THE TASKS:
1. In the FlowMDM page, rewrite the stretch from "FlowMDM - Seamless" through "at inference time.", changing "repository" to "codebase".
2. According to the FlowMDM page, which processed HF artifact is listed for the model?

DOCUMENT SECTION:
┏━━

FlowMDM - Seamless Human Motion Composition with Blended Positional Encodings

Text-to-motion and multi-prompt motion-composition baseline integrated into the hftrainer Model Zoo. The runtime is self-contained under hftrainer.models.motion.flowmdm.network and does not import the original repository at inference time.


Task	Text-to-Motion (T2M), sequential / multi-prompt T2M
Bundle / Pipeline	`FlowMDMBundle` / `FlowMDMPipeline`
Processed HF artifact	`ZeyuLing/hftrainer-flowmdm-humanml3d`
Motion representation	HumanML3D-263 (263-dim, 20 fps, 22 joints)

┗━━

RECORD SET:
┏━━

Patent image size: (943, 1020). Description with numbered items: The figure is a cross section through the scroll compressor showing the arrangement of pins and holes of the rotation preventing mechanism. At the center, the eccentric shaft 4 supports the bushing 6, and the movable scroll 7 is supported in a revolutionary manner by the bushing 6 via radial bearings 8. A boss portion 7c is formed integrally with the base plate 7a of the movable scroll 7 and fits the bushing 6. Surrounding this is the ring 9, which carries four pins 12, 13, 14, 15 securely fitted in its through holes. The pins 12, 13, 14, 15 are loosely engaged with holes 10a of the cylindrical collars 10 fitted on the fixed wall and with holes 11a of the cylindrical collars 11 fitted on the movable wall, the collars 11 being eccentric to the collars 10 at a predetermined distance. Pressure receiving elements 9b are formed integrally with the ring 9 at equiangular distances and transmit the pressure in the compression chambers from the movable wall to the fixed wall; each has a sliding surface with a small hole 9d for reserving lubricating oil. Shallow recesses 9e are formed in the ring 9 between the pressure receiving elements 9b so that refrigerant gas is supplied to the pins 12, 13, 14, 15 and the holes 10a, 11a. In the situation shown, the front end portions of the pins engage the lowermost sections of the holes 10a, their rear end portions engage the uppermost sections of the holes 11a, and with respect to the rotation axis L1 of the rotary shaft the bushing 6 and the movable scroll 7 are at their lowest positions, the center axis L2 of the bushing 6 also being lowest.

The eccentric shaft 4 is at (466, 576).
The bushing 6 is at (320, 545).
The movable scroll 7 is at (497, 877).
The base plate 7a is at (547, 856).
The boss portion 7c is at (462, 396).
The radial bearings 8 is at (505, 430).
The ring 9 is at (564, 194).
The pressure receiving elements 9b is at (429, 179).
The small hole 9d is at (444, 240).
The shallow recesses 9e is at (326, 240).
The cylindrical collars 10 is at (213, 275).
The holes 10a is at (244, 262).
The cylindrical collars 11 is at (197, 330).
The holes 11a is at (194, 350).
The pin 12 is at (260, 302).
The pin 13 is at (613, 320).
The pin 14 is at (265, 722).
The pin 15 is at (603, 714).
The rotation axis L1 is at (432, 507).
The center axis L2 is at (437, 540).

┗━━

OUTPUTS:
1.
FlowMDM - Seamless Human Motion Composition with Blended Positional Encodings

Text-to-motion and multi-prompt motion-composition baseline integrated into the hftrainer Model Zoo. The runtime is self-contained under hftrainer.models.motion.flowmdm.network and does not import the original codebase at inference time.

2. `ZeyuLing/hftrainer-flowmdm-humanml3d`